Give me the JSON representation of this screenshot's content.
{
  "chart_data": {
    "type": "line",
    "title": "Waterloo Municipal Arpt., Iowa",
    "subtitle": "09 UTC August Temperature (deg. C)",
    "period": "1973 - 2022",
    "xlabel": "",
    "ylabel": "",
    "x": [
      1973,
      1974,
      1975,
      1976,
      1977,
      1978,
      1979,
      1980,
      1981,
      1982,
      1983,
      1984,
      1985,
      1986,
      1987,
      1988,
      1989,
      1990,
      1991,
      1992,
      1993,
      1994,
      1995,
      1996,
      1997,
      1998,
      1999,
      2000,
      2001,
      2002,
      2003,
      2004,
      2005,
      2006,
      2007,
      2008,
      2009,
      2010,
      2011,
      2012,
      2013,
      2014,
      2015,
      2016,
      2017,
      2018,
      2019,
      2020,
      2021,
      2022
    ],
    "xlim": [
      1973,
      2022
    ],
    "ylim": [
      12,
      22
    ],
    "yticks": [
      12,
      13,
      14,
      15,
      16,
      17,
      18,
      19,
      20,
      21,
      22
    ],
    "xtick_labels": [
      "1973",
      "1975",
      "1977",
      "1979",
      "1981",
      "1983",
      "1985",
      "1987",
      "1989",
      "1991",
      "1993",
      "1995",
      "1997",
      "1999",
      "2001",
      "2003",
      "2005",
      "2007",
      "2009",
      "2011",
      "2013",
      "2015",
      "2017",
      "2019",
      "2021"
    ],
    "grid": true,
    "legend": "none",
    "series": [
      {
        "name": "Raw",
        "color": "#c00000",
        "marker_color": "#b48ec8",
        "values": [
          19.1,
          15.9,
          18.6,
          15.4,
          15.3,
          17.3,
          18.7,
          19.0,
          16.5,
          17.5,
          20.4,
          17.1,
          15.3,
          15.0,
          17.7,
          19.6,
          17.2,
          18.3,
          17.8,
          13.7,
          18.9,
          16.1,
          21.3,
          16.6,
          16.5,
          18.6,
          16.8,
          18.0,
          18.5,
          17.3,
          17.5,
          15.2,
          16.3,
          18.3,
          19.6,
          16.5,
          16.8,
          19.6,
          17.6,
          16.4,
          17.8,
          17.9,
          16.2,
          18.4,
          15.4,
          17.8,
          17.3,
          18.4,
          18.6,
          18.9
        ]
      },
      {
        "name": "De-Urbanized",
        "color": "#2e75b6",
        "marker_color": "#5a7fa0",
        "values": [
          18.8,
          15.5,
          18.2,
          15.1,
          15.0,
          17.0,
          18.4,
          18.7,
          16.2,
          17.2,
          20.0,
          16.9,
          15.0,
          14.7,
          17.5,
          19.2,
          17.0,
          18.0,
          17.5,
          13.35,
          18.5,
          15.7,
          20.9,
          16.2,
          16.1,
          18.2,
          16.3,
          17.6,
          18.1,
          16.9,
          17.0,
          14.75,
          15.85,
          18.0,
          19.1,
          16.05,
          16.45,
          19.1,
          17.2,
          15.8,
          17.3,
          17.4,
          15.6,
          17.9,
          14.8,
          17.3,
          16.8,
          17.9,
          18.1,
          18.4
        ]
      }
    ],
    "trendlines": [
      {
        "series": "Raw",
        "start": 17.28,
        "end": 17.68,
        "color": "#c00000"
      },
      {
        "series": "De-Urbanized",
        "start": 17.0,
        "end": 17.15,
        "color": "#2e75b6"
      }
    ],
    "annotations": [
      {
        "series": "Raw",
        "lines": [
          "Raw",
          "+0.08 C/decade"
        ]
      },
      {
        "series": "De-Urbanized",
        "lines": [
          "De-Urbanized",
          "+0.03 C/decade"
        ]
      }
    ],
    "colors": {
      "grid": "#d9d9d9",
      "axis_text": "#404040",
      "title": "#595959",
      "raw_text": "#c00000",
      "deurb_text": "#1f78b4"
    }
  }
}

____________

Send back each record exactly as it stands.

• **Exercise solution**:
Give me the JSON representation of this screenshot's content.
{
  "chart_data": {
    "type": "line",
    "title": "Waterloo Municipal Arpt., Iowa",
    "subtitle": "09 UTC August Temperature (deg. C)",
    "period": "1973 - 2022",
    "xlabel": "",
    "ylabel": "",
    "x": [
      1973,
      1974,
      1975,
      1976,
      1977,
      1978,
      1979,
      1980,
      1981,
      1982,
      1983,
      1984,
      1985,
      1986,
      1987,
      1988,
      1989,
      1990,
      1991,
      1992,
      1993,
      1994,
      1995,
      1996,
      1997,
      1998,
      1999,
      2000,
      2001,
      2002,
      2003,
      2004,
      2005,
      2006,
      2007,
      2008,
      2009,
      2010,
      2011,
      2012,
      2013,
      2014,
      2015,
      2016,
      2017,
      2018,
      2019,
      2020,
      2021,
      2022
    ],
    "xlim": [
      1973,
      2022
    ],
    "ylim": [
      12,
      22
    ],
    "yticks": [
      12,
      13,
      14,
      15,
      16,
      17,
      18,
      19,
      20,
      21,
      22
    ],
    "xtick_labels": [
      "1973",
      "1975",
      "1977",
      "1979",
      "1981",
      "1983",
      "1985",
      "1987",
      "1989",
      "1991",
      "1993",
      "1995",
      "1997",
      "1999",
      "2001",
      "2003",
      "2005",
      "2007",
      "2009",
      "2011",
      "2013",
      "2015",
      "2017",
      "2019",
      "2021"
    ],
    "grid": true,
    "legend": "none",
    "series": [
      {
        "name": "Raw",
        "color": "#c00000",
        "marker_color": "#b48ec8",
        "values": [
          19.1,
          15.9,
          18.6,
          15.4,
          15.3,
          17.3,
          18.7,
          19.0,
          16.5,
          17.5,
          20.4,
          17.1,
          15.3,
          15.0,
          17.7,
          19.6,
          17.2,
          18.3,
          17.8,
          13.7,
          18.9,
          16.1,
          21.3,
          16.6,
          16.5,
          18.6,
          16.8,
          18.0,
          18.5,
          17.3,
          17.5,
          15.2,
          16.3,
          18.3,
          19.6,
          16.5,
          16.8,
          19.6,
          17.6,
          16.4,
          17.8,
          17.9,
          16.2,
          18.4,
          15.4,
          17.8,
          17.3,
          18.4,
          18.6,
          18.9
        ]
      },
      {
        "name": "De-Urbanized",
        "color": "#2e75b6",
        "marker_color": "#5a7fa0",
        "values": [
          18.8,
          15.5,
          18.2,
          15.1,
          15.0,
          17.0,
          18.4,
          18.7,
          16.2,
          17.2,
          20.0,
          16.9,
          15.0,
          14.7,
          17.5,
          19.2,
          17.0,
          18.0,
          17.5,
          13.35,
          18.5,
          15.7,
          20.9,
          16.2,
          16.1,
          18.2,
          16.3,
          17.6,
          18.1,
          16.9,
          17.0,
          14.75,
          15.85,
          18.0,
          19.1,
          16.05,
          16.45,
          19.1,
          17.2,
          15.8,
          17.3,
          17.4,
          15.6,
          17.9,
          14.8,
          17.3,
          16.8,
          17.9,
          18.1,
          18.4
        ]
      }
    ],
    "trendlines": [
      {
        "series": "Raw",
        "start": 17.28,
        "end": 17.68,
        "color": "#c00000"
      },
      {
        "series": "De-Urbanized",
        "start": 17.0,
        "end": 17.15,
        "color": "#2e75b6"
      }
    ],
    "annotations": [
      {
        "series": "Raw",
        "lines": [
          "Raw",
          "+0.08 C/decade"
        ]
      },
      {
        "series": "De-Urbanized",
        "lines": [
          "De-Urbanized",
          "+0.03 C/decade"
        ]
      }
    ],
    "colors": {
      "grid": "#d9d9d9",
      "axis_text": "#404040",
      "title": "#595959",
      "raw_text": "#c00000",
      "deurb_text": "#1f78b4"
    }
  }
}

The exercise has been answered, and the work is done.